■ Exercise task
Copy each line of the records that holds the string "JSON".
### Exercise material
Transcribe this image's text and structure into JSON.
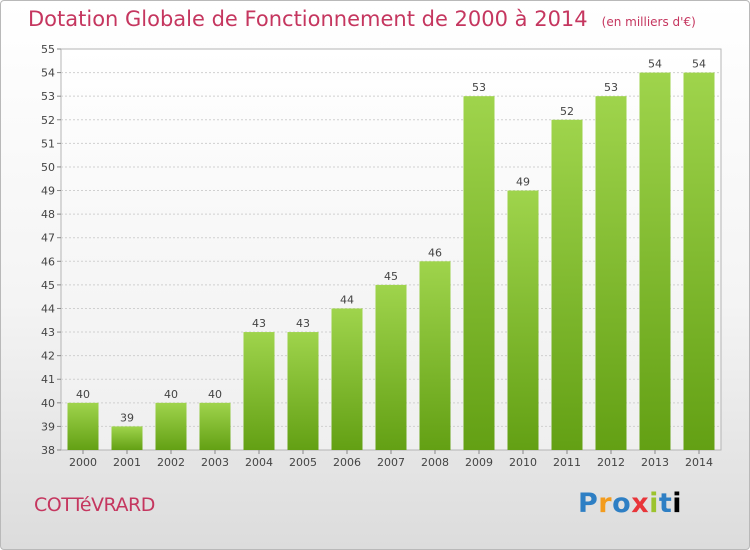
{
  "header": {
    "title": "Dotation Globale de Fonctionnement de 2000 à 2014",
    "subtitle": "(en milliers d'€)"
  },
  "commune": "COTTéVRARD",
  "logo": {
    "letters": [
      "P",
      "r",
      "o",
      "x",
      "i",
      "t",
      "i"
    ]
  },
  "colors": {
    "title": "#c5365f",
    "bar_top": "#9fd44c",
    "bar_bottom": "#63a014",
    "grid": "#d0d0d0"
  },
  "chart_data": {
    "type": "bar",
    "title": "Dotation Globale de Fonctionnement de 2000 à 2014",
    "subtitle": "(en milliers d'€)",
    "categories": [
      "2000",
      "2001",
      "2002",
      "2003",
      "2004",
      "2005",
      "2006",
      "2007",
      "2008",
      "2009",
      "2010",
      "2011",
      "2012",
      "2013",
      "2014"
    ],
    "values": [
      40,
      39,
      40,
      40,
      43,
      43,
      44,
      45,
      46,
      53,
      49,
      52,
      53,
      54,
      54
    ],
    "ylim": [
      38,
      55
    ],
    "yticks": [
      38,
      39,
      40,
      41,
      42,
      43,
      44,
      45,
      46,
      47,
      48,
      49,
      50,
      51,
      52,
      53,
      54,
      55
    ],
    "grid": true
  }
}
######
### Exercise material
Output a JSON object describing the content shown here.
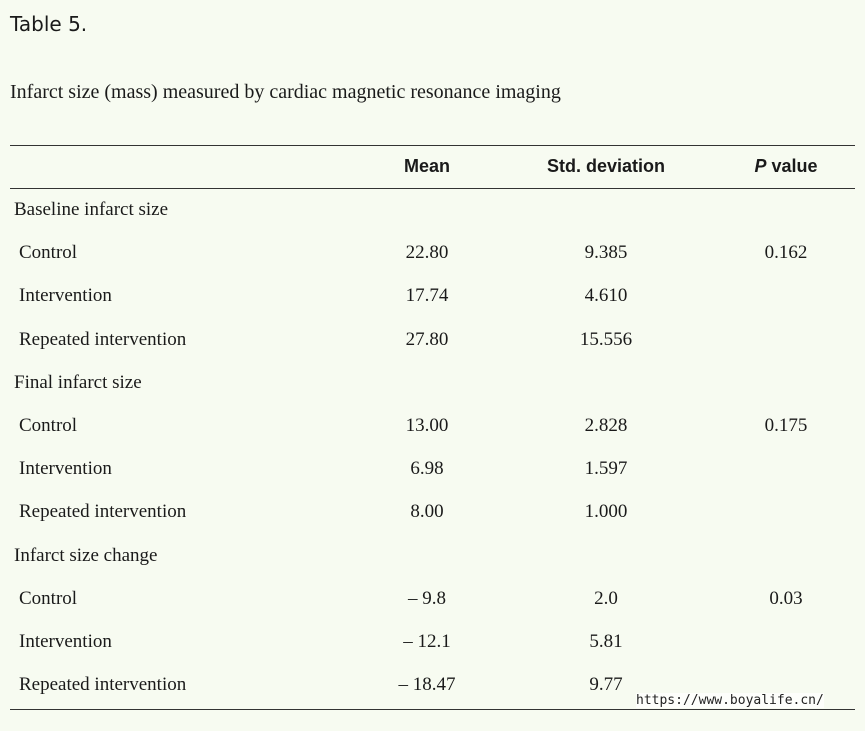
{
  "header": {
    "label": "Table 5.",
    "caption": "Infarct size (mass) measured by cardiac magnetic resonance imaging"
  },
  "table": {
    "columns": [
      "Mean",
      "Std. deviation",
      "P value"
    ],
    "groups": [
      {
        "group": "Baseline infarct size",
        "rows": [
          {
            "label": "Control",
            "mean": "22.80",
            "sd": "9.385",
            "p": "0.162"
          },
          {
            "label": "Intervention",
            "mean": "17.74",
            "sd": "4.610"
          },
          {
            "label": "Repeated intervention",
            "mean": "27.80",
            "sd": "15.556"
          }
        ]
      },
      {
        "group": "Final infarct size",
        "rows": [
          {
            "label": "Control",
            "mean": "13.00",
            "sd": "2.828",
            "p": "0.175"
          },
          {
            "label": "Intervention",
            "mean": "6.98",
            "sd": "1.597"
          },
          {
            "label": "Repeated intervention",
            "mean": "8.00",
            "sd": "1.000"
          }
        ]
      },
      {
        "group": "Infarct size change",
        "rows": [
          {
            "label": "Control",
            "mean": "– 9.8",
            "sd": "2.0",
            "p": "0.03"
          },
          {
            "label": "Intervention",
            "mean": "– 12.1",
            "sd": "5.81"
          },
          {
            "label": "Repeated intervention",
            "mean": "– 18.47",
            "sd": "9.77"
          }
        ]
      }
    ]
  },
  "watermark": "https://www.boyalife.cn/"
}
######
■ Solution to this exercise
Transcribe this image's text and structure into JSON.
Output a JSON object describing the content shown here.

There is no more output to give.